__Problem details__
From the entries below, tally how many lines contain "находится" and report only that figure.

##### Exercise inputs

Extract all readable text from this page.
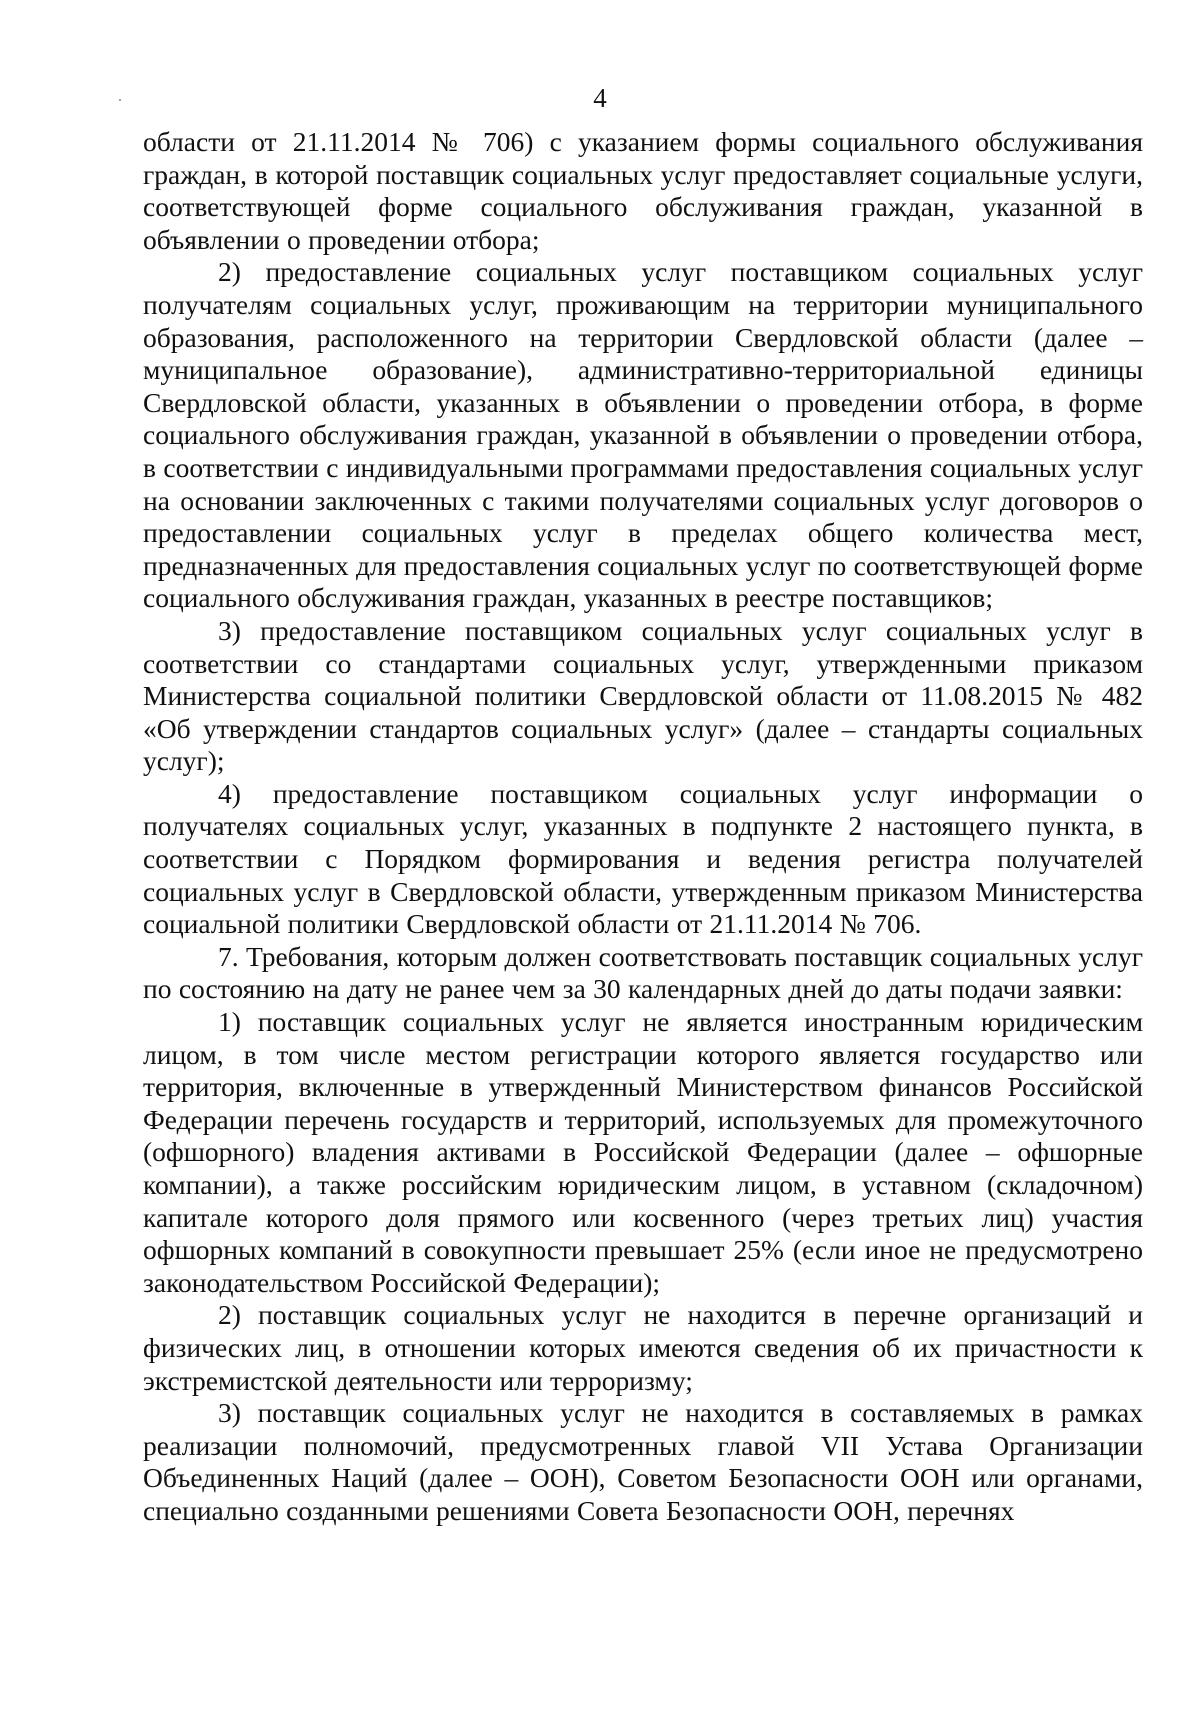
4

области от 21.11.2014 № 706) с указанием формы социального обслуживания граждан, в которой поставщик социальных услуг предоставляет социальные услуги, соответствующей форме социального обслуживания граждан, указанной в объявлении о проведении отбора;

2) предоставление социальных услуг поставщиком социальных услуг получателям социальных услуг, проживающим на территории муниципального образования, расположенного на территории Свердловской области (далее – муниципальное образование), административно-территориальной единицы Свердловской области, указанных в объявлении о проведении отбора, в форме социального обслуживания граждан, указанной в объявлении о проведении отбора, в соответствии с индивидуальными программами предоставления социальных услуг на основании заключенных с такими получателями социальных услуг договоров о предоставлении социальных услуг в пределах общего количества мест, предназначенных для предоставления социальных услуг по соответствующей форме социального обслуживания граждан, указанных в реестре поставщиков;

3) предоставление поставщиком социальных услуг социальных услуг в соответствии со стандартами социальных услуг, утвержденными приказом Министерства социальной политики Свердловской области от 11.08.2015 № 482 «Об утверждении стандартов социальных услуг» (далее – стандарты социальных услуг);

4) предоставление поставщиком социальных услуг информации о получателях социальных услуг, указанных в подпункте 2 настоящего пункта, в соответствии с Порядком формирования и ведения регистра получателей социальных услуг в Свердловской области, утвержденным приказом Министерства социальной политики Свердловской области от 21.11.2014 № 706.

7. Требования, которым должен соответствовать поставщик социальных услуг по состоянию на дату не ранее чем за 30 календарных дней до даты подачи заявки:

1) поставщик социальных услуг не является иностранным юридическим лицом, в том числе местом регистрации которого является государство или территория, включенные в утвержденный Министерством финансов Российской Федерации перечень государств и территорий, используемых для промежуточного (офшорного) владения активами в Российской Федерации (далее – офшорные компании), а также российским юридическим лицом, в уставном (складочном) капитале которого доля прямого или косвенного (через третьих лиц) участия офшорных компаний в совокупности превышает 25% (если иное не предусмотрено законодательством Российской Федерации);

2) поставщик социальных услуг не находится в перечне организаций и физических лиц, в отношении которых имеются сведения об их причастности к экстремистской деятельности или терроризму;

3) поставщик социальных услуг не находится в составляемых в рамках реализации полномочий, предусмотренных главой VII Устава Организации Объединенных Наций (далее – ООН), Советом Безопасности ООН или органами, специально созданными решениями Совета Безопасности ООН, перечнях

##########

__Written reply__
2